Brief —
Extract every line of the material below and reproduce it faithfully.

Stored data:

━━━━━━━━━━

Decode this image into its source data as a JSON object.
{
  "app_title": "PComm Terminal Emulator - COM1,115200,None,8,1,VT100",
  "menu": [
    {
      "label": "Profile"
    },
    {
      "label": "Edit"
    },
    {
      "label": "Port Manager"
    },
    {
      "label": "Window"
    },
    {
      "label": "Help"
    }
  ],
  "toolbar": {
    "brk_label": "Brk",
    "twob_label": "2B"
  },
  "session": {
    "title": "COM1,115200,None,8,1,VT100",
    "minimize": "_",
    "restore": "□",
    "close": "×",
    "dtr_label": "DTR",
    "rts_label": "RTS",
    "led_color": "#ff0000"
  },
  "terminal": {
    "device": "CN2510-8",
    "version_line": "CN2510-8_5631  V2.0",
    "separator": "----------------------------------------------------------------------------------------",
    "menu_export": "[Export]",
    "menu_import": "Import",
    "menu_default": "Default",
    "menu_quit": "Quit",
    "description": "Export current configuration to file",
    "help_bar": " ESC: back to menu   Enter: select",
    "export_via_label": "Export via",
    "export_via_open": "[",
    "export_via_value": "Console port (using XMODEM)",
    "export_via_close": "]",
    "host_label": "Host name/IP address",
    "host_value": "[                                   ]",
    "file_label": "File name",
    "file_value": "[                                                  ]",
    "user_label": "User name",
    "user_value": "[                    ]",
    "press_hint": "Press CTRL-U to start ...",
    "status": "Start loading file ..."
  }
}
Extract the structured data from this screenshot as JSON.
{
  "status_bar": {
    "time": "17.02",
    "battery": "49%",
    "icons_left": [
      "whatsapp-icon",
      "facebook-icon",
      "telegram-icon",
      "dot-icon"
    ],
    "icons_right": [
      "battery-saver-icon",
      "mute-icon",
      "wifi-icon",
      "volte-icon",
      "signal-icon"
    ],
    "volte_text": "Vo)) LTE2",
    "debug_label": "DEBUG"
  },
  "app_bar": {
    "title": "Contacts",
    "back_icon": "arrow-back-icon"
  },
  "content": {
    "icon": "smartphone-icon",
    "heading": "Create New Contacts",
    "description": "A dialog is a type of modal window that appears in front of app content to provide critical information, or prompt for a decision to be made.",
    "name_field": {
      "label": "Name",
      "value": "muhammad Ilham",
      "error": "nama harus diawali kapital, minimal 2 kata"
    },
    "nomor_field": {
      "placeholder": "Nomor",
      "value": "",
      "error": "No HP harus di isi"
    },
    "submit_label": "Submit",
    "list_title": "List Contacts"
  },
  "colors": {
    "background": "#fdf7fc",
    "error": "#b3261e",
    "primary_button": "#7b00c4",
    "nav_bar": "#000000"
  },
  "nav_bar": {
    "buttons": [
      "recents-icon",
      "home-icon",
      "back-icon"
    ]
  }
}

━━━━━━━━━━

Expected output —
Decode this image into its source data as a JSON object.
{
  "app_title": "PComm Terminal Emulator - COM1,115200,None,8,1,VT100",
  "menu": [
    {
      "label": "Profile"
    },
    {
      "label": "Edit"
    },
    {
      "label": "Port Manager"
    },
    {
      "label": "Window"
    },
    {
      "label": "Help"
    }
  ],
  "toolbar": {
    "brk_label": "Brk",
    "twob_label": "2B"
  },
  "session": {
    "title": "COM1,115200,None,8,1,VT100",
    "minimize": "_",
    "restore": "□",
    "close": "×",
    "dtr_label": "DTR",
    "rts_label": "RTS",
    "led_color": "#ff0000"
  },
  "terminal": {
    "device": "CN2510-8",
    "version_line": "CN2510-8_5631  V2.0",
    "separator": "----------------------------------------------------------------------------------------",
    "menu_export": "[Export]",
    "menu_import": "Import",
    "menu_default": "Default",
    "menu_quit": "Quit",
    "description": "Export current configuration to file",
    "help_bar": " ESC: back to menu   Enter: select",
    "export_via_label": "Export via",
    "export_via_open": "[",
    "export_via_value": "Console port (using XMODEM)",
    "export_via_close": "]",
    "host_label": "Host name/IP address",
    "host_value": "[                                   ]",
    "file_label": "File name",
    "file_value": "[                                                  ]",
    "user_label": "User name",
    "user_value": "[                    ]",
    "press_hint": "Press CTRL-U to start ...",
    "status": "Start loading file ..."
  }
}
Extract the structured data from this screenshot as JSON.
{
  "status_bar": {
    "time": "17.02",
    "battery": "49%",
    "icons_left": [
      "whatsapp-icon",
      "facebook-icon",
      "telegram-icon",
      "dot-icon"
    ],
    "icons_right": [
      "battery-saver-icon",
      "mute-icon",
      "wifi-icon",
      "volte-icon",
      "signal-icon"
    ],
    "volte_text": "Vo)) LTE2",
    "debug_label": "DEBUG"
  },
  "app_bar": {
    "title": "Contacts",
    "back_icon": "arrow-back-icon"
  },
  "content": {
    "icon": "smartphone-icon",
    "heading": "Create New Contacts",
    "description": "A dialog is a type of modal window that appears in front of app content to provide critical information, or prompt for a decision to be made.",
    "name_field": {
      "label": "Name",
      "value": "muhammad Ilham",
      "error": "nama harus diawali kapital, minimal 2 kata"
    },
    "nomor_field": {
      "placeholder": "Nomor",
      "value": "",
      "error": "No HP harus di isi"
    },
    "submit_label": "Submit",
    "list_title": "List Contacts"
  },
  "colors": {
    "background": "#fdf7fc",
    "error": "#b3261e",
    "primary_button": "#7b00c4",
    "nav_bar": "#000000"
  },
  "nav_bar": {
    "buttons": [
      "recents-icon",
      "home-icon",
      "back-icon"
    ]
  }
}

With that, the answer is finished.